— start of GIVEN INFORMATION —

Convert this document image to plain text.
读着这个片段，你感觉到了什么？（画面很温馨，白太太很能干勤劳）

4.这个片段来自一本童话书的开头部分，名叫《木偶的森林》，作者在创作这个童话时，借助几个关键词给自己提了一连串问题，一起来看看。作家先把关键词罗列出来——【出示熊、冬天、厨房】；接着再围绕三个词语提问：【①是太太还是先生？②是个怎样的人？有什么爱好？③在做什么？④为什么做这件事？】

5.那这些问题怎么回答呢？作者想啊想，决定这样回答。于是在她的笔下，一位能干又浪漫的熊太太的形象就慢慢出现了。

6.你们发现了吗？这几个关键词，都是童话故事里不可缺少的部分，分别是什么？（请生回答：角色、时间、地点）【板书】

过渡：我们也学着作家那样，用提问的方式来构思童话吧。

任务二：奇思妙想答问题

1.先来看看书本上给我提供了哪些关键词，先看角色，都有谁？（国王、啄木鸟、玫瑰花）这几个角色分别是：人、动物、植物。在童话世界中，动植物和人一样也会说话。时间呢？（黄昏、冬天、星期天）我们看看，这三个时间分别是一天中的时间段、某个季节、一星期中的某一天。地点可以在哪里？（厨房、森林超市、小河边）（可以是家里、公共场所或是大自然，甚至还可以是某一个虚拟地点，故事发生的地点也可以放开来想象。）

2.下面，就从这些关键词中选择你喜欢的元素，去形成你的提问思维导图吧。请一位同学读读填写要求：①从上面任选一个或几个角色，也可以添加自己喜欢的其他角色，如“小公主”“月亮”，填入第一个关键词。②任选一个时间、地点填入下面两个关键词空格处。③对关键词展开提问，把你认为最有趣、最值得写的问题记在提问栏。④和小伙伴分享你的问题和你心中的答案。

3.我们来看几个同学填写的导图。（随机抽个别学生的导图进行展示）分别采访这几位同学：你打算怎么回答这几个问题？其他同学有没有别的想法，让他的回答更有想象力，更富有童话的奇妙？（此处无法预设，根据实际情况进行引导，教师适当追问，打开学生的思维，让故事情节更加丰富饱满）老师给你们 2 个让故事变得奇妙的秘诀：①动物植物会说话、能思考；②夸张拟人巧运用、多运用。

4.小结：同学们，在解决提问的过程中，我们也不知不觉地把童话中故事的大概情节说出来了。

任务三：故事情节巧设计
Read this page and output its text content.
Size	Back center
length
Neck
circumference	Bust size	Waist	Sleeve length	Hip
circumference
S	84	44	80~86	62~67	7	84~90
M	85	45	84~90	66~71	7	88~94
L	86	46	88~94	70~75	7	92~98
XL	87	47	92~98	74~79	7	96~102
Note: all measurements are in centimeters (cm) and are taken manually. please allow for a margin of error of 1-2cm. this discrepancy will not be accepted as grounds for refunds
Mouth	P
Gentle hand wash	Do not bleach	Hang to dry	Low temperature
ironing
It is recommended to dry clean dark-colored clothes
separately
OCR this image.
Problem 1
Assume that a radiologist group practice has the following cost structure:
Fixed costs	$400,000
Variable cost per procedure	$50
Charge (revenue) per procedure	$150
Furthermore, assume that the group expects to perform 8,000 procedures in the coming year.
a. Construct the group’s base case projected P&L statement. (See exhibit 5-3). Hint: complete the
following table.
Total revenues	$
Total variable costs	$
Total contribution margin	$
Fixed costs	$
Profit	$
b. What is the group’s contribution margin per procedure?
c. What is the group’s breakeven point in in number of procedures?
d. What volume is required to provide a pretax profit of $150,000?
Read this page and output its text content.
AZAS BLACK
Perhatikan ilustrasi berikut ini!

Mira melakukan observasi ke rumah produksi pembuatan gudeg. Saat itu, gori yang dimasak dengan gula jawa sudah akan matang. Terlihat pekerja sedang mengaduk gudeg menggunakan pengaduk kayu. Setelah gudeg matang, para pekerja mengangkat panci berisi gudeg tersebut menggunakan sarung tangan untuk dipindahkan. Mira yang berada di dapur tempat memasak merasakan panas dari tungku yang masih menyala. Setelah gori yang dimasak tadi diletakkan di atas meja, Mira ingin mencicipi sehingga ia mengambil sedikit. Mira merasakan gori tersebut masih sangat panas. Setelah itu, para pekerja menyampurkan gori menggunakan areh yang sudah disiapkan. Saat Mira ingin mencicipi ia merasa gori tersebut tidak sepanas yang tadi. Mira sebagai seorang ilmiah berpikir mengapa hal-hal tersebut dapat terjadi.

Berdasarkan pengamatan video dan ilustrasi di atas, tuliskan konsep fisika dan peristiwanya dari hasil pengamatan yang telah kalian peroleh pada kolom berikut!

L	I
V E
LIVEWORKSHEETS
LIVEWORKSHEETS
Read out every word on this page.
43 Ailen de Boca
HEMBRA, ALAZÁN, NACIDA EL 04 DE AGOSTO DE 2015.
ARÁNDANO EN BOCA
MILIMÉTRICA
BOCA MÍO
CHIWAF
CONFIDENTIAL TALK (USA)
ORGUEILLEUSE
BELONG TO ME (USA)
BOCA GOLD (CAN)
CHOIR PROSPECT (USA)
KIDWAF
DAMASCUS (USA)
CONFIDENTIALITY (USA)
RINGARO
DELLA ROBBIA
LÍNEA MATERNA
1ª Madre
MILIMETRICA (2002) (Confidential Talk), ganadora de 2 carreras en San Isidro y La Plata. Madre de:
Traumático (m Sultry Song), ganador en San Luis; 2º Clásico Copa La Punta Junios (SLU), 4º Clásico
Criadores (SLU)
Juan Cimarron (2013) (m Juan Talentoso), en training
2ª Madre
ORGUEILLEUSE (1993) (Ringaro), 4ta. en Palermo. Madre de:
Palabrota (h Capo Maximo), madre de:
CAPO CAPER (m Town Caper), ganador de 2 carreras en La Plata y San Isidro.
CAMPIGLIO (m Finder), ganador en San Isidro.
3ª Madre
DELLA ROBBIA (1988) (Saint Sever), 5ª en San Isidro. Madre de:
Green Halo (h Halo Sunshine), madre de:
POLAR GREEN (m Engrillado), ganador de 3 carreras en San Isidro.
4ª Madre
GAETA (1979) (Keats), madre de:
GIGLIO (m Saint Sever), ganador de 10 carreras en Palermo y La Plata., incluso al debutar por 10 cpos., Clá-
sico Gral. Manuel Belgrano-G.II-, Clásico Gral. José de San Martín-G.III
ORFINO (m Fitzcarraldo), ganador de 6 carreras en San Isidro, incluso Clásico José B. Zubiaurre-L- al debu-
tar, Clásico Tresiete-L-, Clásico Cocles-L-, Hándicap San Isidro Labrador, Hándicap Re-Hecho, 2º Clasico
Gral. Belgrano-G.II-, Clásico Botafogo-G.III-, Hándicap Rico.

— end of GIVEN INFORMATION —

▶ WHAT THE TASK ASKS
Show every line above in which the word "Hándicap" occurs.

▶ RESPONSE TO THE TASK
tar, Clásico Tresiete-L-, Clásico Cocles-L-, Hándicap San Isidro Labrador, Hándicap Re-Hecho, 2º Clasico
Gral. Belgrano-G.II-, Clásico Botafogo-G.III-, Hándicap Rico.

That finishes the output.